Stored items
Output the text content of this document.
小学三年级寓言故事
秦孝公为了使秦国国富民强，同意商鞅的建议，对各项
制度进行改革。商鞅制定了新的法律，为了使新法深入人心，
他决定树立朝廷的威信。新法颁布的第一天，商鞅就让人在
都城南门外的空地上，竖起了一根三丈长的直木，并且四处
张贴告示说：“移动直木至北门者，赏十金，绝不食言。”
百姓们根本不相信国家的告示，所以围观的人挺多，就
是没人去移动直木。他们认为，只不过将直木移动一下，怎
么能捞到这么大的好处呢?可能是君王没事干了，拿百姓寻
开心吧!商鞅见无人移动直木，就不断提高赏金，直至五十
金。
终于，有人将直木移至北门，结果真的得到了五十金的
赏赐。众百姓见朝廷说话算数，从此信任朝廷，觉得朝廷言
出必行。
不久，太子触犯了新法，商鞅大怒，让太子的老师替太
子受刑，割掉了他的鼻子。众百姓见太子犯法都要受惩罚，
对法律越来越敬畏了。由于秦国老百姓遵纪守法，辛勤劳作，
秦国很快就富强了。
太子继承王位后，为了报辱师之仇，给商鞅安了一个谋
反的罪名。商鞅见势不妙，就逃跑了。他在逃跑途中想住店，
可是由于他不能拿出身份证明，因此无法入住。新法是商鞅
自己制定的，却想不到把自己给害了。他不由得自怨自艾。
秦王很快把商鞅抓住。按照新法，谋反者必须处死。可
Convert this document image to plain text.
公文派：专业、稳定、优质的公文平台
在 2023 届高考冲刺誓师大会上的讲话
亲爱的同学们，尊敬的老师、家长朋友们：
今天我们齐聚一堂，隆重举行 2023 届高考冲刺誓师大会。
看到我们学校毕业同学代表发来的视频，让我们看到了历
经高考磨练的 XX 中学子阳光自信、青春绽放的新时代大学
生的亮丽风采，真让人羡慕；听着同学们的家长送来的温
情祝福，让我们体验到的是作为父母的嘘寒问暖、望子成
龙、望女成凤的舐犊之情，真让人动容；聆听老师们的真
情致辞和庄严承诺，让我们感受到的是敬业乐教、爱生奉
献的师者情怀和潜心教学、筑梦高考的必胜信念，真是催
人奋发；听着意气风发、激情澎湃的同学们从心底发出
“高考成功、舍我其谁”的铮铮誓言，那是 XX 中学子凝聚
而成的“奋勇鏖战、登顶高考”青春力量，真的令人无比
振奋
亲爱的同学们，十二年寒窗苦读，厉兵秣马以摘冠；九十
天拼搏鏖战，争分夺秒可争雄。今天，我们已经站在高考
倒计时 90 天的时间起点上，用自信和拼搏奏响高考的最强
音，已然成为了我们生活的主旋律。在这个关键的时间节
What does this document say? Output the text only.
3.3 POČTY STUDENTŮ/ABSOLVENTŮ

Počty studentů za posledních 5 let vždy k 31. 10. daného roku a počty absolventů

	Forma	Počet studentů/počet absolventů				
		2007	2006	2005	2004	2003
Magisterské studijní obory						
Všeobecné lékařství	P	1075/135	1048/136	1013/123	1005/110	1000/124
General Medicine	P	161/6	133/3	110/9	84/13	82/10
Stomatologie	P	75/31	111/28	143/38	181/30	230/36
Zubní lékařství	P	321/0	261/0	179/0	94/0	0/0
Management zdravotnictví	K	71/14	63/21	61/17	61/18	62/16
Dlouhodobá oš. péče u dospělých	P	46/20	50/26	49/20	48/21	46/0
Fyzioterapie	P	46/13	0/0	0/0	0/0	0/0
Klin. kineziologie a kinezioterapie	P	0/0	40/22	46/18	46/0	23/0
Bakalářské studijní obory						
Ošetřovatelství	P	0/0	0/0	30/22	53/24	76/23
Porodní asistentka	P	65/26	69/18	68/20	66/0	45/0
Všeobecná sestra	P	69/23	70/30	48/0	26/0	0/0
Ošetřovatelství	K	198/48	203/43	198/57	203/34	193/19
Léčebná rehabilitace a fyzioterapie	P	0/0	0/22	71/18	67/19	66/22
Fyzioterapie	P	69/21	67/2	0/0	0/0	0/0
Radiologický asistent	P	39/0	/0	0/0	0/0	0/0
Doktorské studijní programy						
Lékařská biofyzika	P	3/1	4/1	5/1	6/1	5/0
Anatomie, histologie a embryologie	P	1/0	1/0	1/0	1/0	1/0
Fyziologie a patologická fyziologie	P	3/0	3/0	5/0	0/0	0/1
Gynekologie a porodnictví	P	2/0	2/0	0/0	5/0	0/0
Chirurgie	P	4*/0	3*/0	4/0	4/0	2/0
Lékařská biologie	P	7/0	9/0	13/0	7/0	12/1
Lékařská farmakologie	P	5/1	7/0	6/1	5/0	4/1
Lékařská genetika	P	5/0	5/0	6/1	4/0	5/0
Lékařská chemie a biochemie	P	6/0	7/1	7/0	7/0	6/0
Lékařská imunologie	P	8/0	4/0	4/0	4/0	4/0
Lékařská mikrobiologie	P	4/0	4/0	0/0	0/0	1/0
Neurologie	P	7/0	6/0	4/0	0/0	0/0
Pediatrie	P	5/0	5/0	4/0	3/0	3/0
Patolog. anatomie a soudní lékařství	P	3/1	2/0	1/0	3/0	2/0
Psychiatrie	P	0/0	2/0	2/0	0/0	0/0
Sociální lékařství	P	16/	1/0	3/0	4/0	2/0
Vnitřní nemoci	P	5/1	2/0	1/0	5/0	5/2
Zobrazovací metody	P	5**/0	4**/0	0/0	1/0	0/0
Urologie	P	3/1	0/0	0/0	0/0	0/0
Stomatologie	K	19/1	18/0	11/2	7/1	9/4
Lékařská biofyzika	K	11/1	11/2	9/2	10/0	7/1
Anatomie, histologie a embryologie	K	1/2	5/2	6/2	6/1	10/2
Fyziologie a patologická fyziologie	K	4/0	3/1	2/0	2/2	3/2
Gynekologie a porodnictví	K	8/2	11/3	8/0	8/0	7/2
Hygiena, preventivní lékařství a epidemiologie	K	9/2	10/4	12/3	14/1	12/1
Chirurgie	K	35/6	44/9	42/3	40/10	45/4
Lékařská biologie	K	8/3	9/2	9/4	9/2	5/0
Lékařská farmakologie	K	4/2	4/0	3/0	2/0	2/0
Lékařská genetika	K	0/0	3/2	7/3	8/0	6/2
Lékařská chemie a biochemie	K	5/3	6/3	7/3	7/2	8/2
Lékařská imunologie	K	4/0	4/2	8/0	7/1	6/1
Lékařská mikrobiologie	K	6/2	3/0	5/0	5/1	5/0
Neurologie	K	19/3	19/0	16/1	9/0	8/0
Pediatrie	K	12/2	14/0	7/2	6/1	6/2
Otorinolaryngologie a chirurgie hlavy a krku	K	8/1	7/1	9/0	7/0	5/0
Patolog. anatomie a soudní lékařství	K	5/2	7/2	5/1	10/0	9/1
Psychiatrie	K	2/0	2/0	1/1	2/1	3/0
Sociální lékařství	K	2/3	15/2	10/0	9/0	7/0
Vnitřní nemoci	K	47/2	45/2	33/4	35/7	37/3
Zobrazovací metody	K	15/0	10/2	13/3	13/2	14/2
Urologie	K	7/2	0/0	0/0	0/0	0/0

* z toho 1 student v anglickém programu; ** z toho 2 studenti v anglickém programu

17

**What you are asked to do:** All of the entries must be written out exactly as they stand.

**The result:**
Output the text content of this document.
小学三年级寓言故事
秦孝公为了使秦国国富民强，同意商鞅的建议，对各项
制度进行改革。商鞅制定了新的法律，为了使新法深入人心，
他决定树立朝廷的威信。新法颁布的第一天，商鞅就让人在
都城南门外的空地上，竖起了一根三丈长的直木，并且四处
张贴告示说：“移动直木至北门者，赏十金，绝不食言。”
百姓们根本不相信国家的告示，所以围观的人挺多，就
是没人去移动直木。他们认为，只不过将直木移动一下，怎
么能捞到这么大的好处呢?可能是君王没事干了，拿百姓寻
开心吧!商鞅见无人移动直木，就不断提高赏金，直至五十
金。
终于，有人将直木移至北门，结果真的得到了五十金的
赏赐。众百姓见朝廷说话算数，从此信任朝廷，觉得朝廷言
出必行。
不久，太子触犯了新法，商鞅大怒，让太子的老师替太
子受刑，割掉了他的鼻子。众百姓见太子犯法都要受惩罚，
对法律越来越敬畏了。由于秦国老百姓遵纪守法，辛勤劳作，
秦国很快就富强了。
太子继承王位后，为了报辱师之仇，给商鞅安了一个谋
反的罪名。商鞅见势不妙，就逃跑了。他在逃跑途中想住店，
可是由于他不能拿出身份证明，因此无法入住。新法是商鞅
自己制定的，却想不到把自己给害了。他不由得自怨自艾。
秦王很快把商鞅抓住。按照新法，谋反者必须处死。可
Convert this document image to plain text.
公文派：专业、稳定、优质的公文平台
在 2023 届高考冲刺誓师大会上的讲话
亲爱的同学们，尊敬的老师、家长朋友们：
今天我们齐聚一堂，隆重举行 2023 届高考冲刺誓师大会。
看到我们学校毕业同学代表发来的视频，让我们看到了历
经高考磨练的 XX 中学子阳光自信、青春绽放的新时代大学
生的亮丽风采，真让人羡慕；听着同学们的家长送来的温
情祝福，让我们体验到的是作为父母的嘘寒问暖、望子成
龙、望女成凤的舐犊之情，真让人动容；聆听老师们的真
情致辞和庄严承诺，让我们感受到的是敬业乐教、爱生奉
献的师者情怀和潜心教学、筑梦高考的必胜信念，真是催
人奋发；听着意气风发、激情澎湃的同学们从心底发出
“高考成功、舍我其谁”的铮铮誓言，那是 XX 中学子凝聚
而成的“奋勇鏖战、登顶高考”青春力量，真的令人无比
振奋
亲爱的同学们，十二年寒窗苦读，厉兵秣马以摘冠；九十
天拼搏鏖战，争分夺秒可争雄。今天，我们已经站在高考
倒计时 90 天的时间起点上，用自信和拼搏奏响高考的最强
音，已然成为了我们生活的主旋律。在这个关键的时间节
What does this document say? Output the text only.
3.3 POČTY STUDENTŮ/ABSOLVENTŮ

Počty studentů za posledních 5 let vždy k 31. 10. daného roku a počty absolventů

	Forma	Počet studentů/počet absolventů				
		2007	2006	2005	2004	2003
Magisterské studijní obory						
Všeobecné lékařství	P	1075/135	1048/136	1013/123	1005/110	1000/124
General Medicine	P	161/6	133/3	110/9	84/13	82/10
Stomatologie	P	75/31	111/28	143/38	181/30	230/36
Zubní lékařství	P	321/0	261/0	179/0	94/0	0/0
Management zdravotnictví	K	71/14	63/21	61/17	61/18	62/16
Dlouhodobá oš. péče u dospělých	P	46/20	50/26	49/20	48/21	46/0
Fyzioterapie	P	46/13	0/0	0/0	0/0	0/0
Klin. kineziologie a kinezioterapie	P	0/0	40/22	46/18	46/0	23/0
Bakalářské studijní obory						
Ošetřovatelství	P	0/0	0/0	30/22	53/24	76/23
Porodní asistentka	P	65/26	69/18	68/20	66/0	45/0
Všeobecná sestra	P	69/23	70/30	48/0	26/0	0/0
Ošetřovatelství	K	198/48	203/43	198/57	203/34	193/19
Léčebná rehabilitace a fyzioterapie	P	0/0	0/22	71/18	67/19	66/22
Fyzioterapie	P	69/21	67/2	0/0	0/0	0/0
Radiologický asistent	P	39/0	/0	0/0	0/0	0/0
Doktorské studijní programy						
Lékařská biofyzika	P	3/1	4/1	5/1	6/1	5/0
Anatomie, histologie a embryologie	P	1/0	1/0	1/0	1/0	1/0
Fyziologie a patologická fyziologie	P	3/0	3/0	5/0	0/0	0/1
Gynekologie a porodnictví	P	2/0	2/0	0/0	5/0	0/0
Chirurgie	P	4*/0	3*/0	4/0	4/0	2/0
Lékařská biologie	P	7/0	9/0	13/0	7/0	12/1
Lékařská farmakologie	P	5/1	7/0	6/1	5/0	4/1
Lékařská genetika	P	5/0	5/0	6/1	4/0	5/0
Lékařská chemie a biochemie	P	6/0	7/1	7/0	7/0	6/0
Lékařská imunologie	P	8/0	4/0	4/0	4/0	4/0
Lékařská mikrobiologie	P	4/0	4/0	0/0	0/0	1/0
Neurologie	P	7/0	6/0	4/0	0/0	0/0
Pediatrie	P	5/0	5/0	4/0	3/0	3/0
Patolog. anatomie a soudní lékařství	P	3/1	2/0	1/0	3/0	2/0
Psychiatrie	P	0/0	2/0	2/0	0/0	0/0
Sociální lékařství	P	16/	1/0	3/0	4/0	2/0
Vnitřní nemoci	P	5/1	2/0	1/0	5/0	5/2
Zobrazovací metody	P	5**/0	4**/0	0/0	1/0	0/0
Urologie	P	3/1	0/0	0/0	0/0	0/0
Stomatologie	K	19/1	18/0	11/2	7/1	9/4
Lékařská biofyzika	K	11/1	11/2	9/2	10/0	7/1
Anatomie, histologie a embryologie	K	1/2	5/2	6/2	6/1	10/2
Fyziologie a patologická fyziologie	K	4/0	3/1	2/0	2/2	3/2
Gynekologie a porodnictví	K	8/2	11/3	8/0	8/0	7/2
Hygiena, preventivní lékařství a epidemiologie	K	9/2	10/4	12/3	14/1	12/1
Chirurgie	K	35/6	44/9	42/3	40/10	45/4
Lékařská biologie	K	8/3	9/2	9/4	9/2	5/0
Lékařská farmakologie	K	4/2	4/0	3/0	2/0	2/0
Lékařská genetika	K	0/0	3/2	7/3	8/0	6/2
Lékařská chemie a biochemie	K	5/3	6/3	7/3	7/2	8/2
Lékařská imunologie	K	4/0	4/2	8/0	7/1	6/1
Lékařská mikrobiologie	K	6/2	3/0	5/0	5/1	5/0
Neurologie	K	19/3	19/0	16/1	9/0	8/0
Pediatrie	K	12/2	14/0	7/2	6/1	6/2
Otorinolaryngologie a chirurgie hlavy a krku	K	8/1	7/1	9/0	7/0	5/0
Patolog. anatomie a soudní lékařství	K	5/2	7/2	5/1	10/0	9/1
Psychiatrie	K	2/0	2/0	1/1	2/1	3/0
Sociální lékařství	K	2/3	15/2	10/0	9/0	7/0
Vnitřní nemoci	K	47/2	45/2	33/4	35/7	37/3
Zobrazovací metody	K	15/0	10/2	13/3	13/2	14/2
Urologie	K	7/2	0/0	0/0	0/0	0/0

* z toho 1 student v anglickém programu; ** z toho 2 studenti v anglickém programu

17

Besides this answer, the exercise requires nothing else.